# AIM OF THE EXERCISE:
Each line below should be quoted exactly, please.

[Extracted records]

━━━━━━━━━━

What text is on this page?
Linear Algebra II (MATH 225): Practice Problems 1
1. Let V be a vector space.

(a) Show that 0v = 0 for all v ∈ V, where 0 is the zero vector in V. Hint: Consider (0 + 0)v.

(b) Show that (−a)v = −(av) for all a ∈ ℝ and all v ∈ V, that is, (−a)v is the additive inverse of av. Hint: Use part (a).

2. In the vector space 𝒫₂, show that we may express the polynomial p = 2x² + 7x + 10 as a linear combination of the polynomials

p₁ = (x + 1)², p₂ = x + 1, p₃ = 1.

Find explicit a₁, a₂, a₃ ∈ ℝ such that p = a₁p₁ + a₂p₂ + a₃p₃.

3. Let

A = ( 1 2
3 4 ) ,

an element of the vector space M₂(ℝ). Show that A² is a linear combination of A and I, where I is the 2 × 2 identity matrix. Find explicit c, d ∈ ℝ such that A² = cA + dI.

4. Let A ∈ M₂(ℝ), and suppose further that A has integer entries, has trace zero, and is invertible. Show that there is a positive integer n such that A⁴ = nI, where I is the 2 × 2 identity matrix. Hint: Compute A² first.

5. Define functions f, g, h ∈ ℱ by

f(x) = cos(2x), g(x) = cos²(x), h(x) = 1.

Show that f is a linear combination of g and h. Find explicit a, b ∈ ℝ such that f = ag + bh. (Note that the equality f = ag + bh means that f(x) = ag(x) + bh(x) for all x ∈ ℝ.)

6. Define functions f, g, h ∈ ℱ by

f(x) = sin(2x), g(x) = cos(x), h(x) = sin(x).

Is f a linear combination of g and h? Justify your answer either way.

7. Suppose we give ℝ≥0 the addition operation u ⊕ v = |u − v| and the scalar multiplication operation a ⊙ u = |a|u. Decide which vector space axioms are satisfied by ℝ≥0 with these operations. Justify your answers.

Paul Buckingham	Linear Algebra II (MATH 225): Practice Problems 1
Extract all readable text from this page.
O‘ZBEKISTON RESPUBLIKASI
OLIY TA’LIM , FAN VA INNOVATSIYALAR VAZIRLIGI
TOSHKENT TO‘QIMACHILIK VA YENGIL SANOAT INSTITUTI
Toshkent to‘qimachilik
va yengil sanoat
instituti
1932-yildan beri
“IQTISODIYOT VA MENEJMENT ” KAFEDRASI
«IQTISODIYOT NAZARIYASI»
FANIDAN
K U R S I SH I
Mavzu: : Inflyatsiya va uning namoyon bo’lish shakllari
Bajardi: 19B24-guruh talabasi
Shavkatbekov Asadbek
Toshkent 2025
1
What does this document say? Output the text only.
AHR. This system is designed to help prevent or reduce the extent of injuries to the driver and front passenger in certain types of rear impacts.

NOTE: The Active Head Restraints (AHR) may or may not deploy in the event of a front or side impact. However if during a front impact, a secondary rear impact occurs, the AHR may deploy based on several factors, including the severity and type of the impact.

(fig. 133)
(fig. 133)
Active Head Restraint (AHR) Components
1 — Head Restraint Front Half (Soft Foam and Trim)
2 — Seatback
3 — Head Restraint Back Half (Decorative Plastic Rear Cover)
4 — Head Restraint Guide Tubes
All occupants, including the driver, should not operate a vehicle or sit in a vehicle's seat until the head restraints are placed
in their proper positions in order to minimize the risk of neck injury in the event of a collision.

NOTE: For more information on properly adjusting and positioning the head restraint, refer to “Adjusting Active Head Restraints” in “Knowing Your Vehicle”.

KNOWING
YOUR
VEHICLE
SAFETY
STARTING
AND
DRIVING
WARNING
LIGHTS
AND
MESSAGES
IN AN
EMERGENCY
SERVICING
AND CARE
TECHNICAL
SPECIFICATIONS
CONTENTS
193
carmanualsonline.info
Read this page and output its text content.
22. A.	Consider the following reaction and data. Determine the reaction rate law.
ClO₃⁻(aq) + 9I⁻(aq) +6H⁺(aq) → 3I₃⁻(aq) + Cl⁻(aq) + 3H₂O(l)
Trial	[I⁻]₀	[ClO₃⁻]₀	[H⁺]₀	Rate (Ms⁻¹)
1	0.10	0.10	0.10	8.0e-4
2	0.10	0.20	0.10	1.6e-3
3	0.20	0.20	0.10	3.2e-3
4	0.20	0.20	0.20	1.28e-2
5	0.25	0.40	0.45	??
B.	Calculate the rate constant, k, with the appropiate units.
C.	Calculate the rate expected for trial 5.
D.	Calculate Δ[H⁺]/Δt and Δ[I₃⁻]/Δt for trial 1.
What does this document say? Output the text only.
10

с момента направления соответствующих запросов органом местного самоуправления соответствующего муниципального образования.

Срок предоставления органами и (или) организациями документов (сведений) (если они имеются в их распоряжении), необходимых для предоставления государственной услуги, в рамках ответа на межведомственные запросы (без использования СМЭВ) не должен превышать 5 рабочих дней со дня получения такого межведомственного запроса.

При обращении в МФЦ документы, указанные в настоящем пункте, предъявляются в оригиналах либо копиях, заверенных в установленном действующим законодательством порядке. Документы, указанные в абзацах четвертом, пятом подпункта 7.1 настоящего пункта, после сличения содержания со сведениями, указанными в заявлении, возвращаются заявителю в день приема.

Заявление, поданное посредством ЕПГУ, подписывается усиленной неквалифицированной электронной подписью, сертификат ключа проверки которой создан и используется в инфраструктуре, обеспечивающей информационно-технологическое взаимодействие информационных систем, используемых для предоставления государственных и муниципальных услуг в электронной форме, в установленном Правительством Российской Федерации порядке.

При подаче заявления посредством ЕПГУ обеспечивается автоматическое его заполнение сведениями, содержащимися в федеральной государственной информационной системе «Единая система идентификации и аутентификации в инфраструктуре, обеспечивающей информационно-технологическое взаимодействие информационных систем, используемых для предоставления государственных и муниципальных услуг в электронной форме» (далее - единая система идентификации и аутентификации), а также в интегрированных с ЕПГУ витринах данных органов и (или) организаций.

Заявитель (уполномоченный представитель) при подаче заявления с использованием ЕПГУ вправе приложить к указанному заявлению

━━━━━━━━━━

# ANSWER TO THIS TASK:
What text is on this page?
Linear Algebra II (MATH 225): Practice Problems 1
1. Let V be a vector space.

(a) Show that 0v = 0 for all v ∈ V, where 0 is the zero vector in V. Hint: Consider (0 + 0)v.

(b) Show that (−a)v = −(av) for all a ∈ ℝ and all v ∈ V, that is, (−a)v is the additive inverse of av. Hint: Use part (a).

2. In the vector space 𝒫₂, show that we may express the polynomial p = 2x² + 7x + 10 as a linear combination of the polynomials

p₁ = (x + 1)², p₂ = x + 1, p₃ = 1.

Find explicit a₁, a₂, a₃ ∈ ℝ such that p = a₁p₁ + a₂p₂ + a₃p₃.

3. Let

A = ( 1 2
3 4 ) ,

an element of the vector space M₂(ℝ). Show that A² is a linear combination of A and I, where I is the 2 × 2 identity matrix. Find explicit c, d ∈ ℝ such that A² = cA + dI.

4. Let A ∈ M₂(ℝ), and suppose further that A has integer entries, has trace zero, and is invertible. Show that there is a positive integer n such that A⁴ = nI, where I is the 2 × 2 identity matrix. Hint: Compute A² first.

5. Define functions f, g, h ∈ ℱ by

f(x) = cos(2x), g(x) = cos²(x), h(x) = 1.

Show that f is a linear combination of g and h. Find explicit a, b ∈ ℝ such that f = ag + bh. (Note that the equality f = ag + bh means that f(x) = ag(x) + bh(x) for all x ∈ ℝ.)

6. Define functions f, g, h ∈ ℱ by

f(x) = sin(2x), g(x) = cos(x), h(x) = sin(x).

Is f a linear combination of g and h? Justify your answer either way.

7. Suppose we give ℝ≥0 the addition operation u ⊕ v = |u − v| and the scalar multiplication operation a ⊙ u = |a|u. Decide which vector space axioms are satisfied by ℝ≥0 with these operations. Justify your answers.

Paul Buckingham	Linear Algebra II (MATH 225): Practice Problems 1
Extract all readable text from this page.
O‘ZBEKISTON RESPUBLIKASI
OLIY TA’LIM , FAN VA INNOVATSIYALAR VAZIRLIGI
TOSHKENT TO‘QIMACHILIK VA YENGIL SANOAT INSTITUTI
Toshkent to‘qimachilik
va yengil sanoat
instituti
1932-yildan beri
“IQTISODIYOT VA MENEJMENT ” KAFEDRASI
«IQTISODIYOT NAZARIYASI»
FANIDAN
K U R S I SH I
Mavzu: : Inflyatsiya va uning namoyon bo’lish shakllari
Bajardi: 19B24-guruh talabasi
Shavkatbekov Asadbek
Toshkent 2025
1
What does this document say? Output the text only.
AHR. This system is designed to help prevent or reduce the extent of injuries to the driver and front passenger in certain types of rear impacts.

NOTE: The Active Head Restraints (AHR) may or may not deploy in the event of a front or side impact. However if during a front impact, a secondary rear impact occurs, the AHR may deploy based on several factors, including the severity and type of the impact.

(fig. 133)
(fig. 133)
Active Head Restraint (AHR) Components
1 — Head Restraint Front Half (Soft Foam and Trim)
2 — Seatback
3 — Head Restraint Back Half (Decorative Plastic Rear Cover)
4 — Head Restraint Guide Tubes
All occupants, including the driver, should not operate a vehicle or sit in a vehicle's seat until the head restraints are placed
in their proper positions in order to minimize the risk of neck injury in the event of a collision.

NOTE: For more information on properly adjusting and positioning the head restraint, refer to “Adjusting Active Head Restraints” in “Knowing Your Vehicle”.

KNOWING
YOUR
VEHICLE
SAFETY
STARTING
AND
DRIVING
WARNING
LIGHTS
AND
MESSAGES
IN AN
EMERGENCY
SERVICING
AND CARE
TECHNICAL
SPECIFICATIONS
CONTENTS
193
carmanualsonline.info
Read this page and output its text content.
22. A.	Consider the following reaction and data. Determine the reaction rate law.
ClO₃⁻(aq) + 9I⁻(aq) +6H⁺(aq) → 3I₃⁻(aq) + Cl⁻(aq) + 3H₂O(l)
Trial	[I⁻]₀	[ClO₃⁻]₀	[H⁺]₀	Rate (Ms⁻¹)
1	0.10	0.10	0.10	8.0e-4
2	0.10	0.20	0.10	1.6e-3
3	0.20	0.20	0.10	3.2e-3
4	0.20	0.20	0.20	1.28e-2
5	0.25	0.40	0.45	??
B.	Calculate the rate constant, k, with the appropiate units.
C.	Calculate the rate expected for trial 5.
D.	Calculate Δ[H⁺]/Δt and Δ[I₃⁻]/Δt for trial 1.
What does this document say? Output the text only.
10

с момента направления соответствующих запросов органом местного самоуправления соответствующего муниципального образования.

Срок предоставления органами и (или) организациями документов (сведений) (если они имеются в их распоряжении), необходимых для предоставления государственной услуги, в рамках ответа на межведомственные запросы (без использования СМЭВ) не должен превышать 5 рабочих дней со дня получения такого межведомственного запроса.

При обращении в МФЦ документы, указанные в настоящем пункте, предъявляются в оригиналах либо копиях, заверенных в установленном действующим законодательством порядке. Документы, указанные в абзацах четвертом, пятом подпункта 7.1 настоящего пункта, после сличения содержания со сведениями, указанными в заявлении, возвращаются заявителю в день приема.

Заявление, поданное посредством ЕПГУ, подписывается усиленной неквалифицированной электронной подписью, сертификат ключа проверки которой создан и используется в инфраструктуре, обеспечивающей информационно-технологическое взаимодействие информационных систем, используемых для предоставления государственных и муниципальных услуг в электронной форме, в установленном Правительством Российской Федерации порядке.

При подаче заявления посредством ЕПГУ обеспечивается автоматическое его заполнение сведениями, содержащимися в федеральной государственной информационной системе «Единая система идентификации и аутентификации в инфраструктуре, обеспечивающей информационно-технологическое взаимодействие информационных систем, используемых для предоставления государственных и муниципальных услуг в электронной форме» (далее - единая система идентификации и аутентификации), а также в интегрированных с ЕПГУ витринах данных органов и (или) организаций.

Заявитель (уполномоченный представитель) при подаче заявления с использованием ЕПГУ вправе приложить к указанному заявлению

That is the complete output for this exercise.